• **WHAT TO WORK ON**
Copy each line of the records that holds the string "Feature".
---*---
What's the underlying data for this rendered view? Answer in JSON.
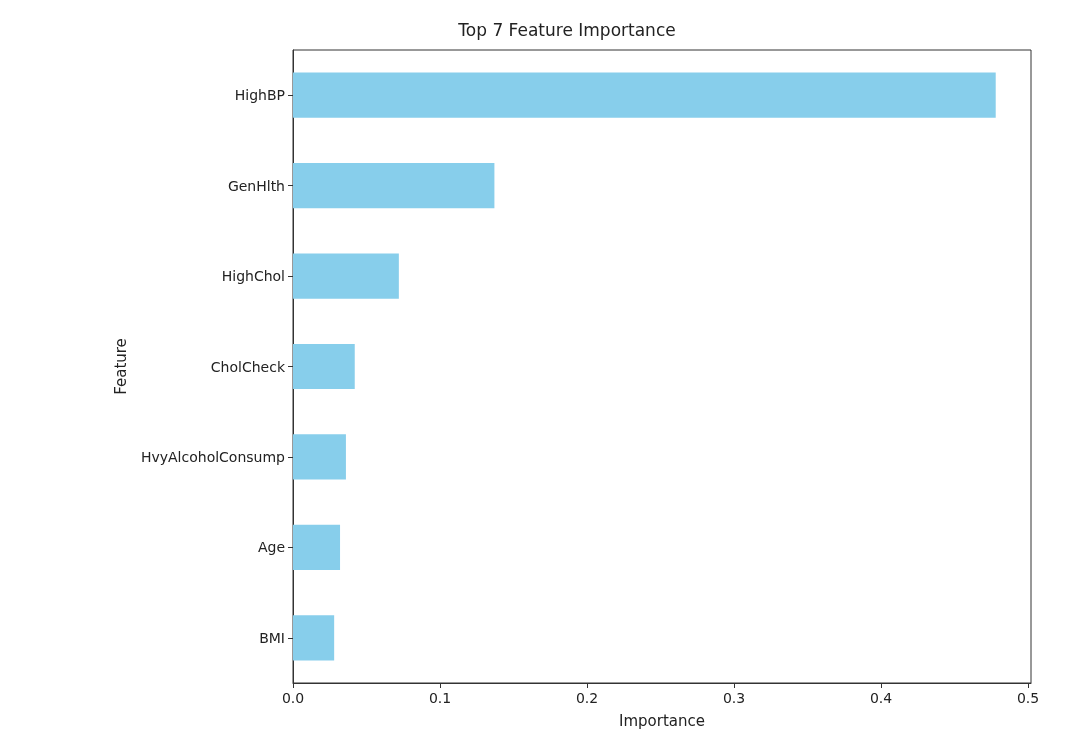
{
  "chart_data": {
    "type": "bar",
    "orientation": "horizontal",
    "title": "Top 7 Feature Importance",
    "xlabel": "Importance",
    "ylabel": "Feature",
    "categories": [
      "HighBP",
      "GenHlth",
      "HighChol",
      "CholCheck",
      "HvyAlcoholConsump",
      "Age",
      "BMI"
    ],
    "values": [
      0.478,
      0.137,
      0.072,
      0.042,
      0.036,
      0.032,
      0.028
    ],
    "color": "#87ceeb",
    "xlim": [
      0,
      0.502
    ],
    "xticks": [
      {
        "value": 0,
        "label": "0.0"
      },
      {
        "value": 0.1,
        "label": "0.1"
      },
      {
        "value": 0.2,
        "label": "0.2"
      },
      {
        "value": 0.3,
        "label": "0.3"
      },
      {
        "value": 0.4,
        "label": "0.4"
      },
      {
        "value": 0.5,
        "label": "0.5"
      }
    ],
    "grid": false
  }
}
---*---
• **EXPECTED ANSWER**
    "title": "Top 7 Feature Importance",
    "ylabel": "Feature",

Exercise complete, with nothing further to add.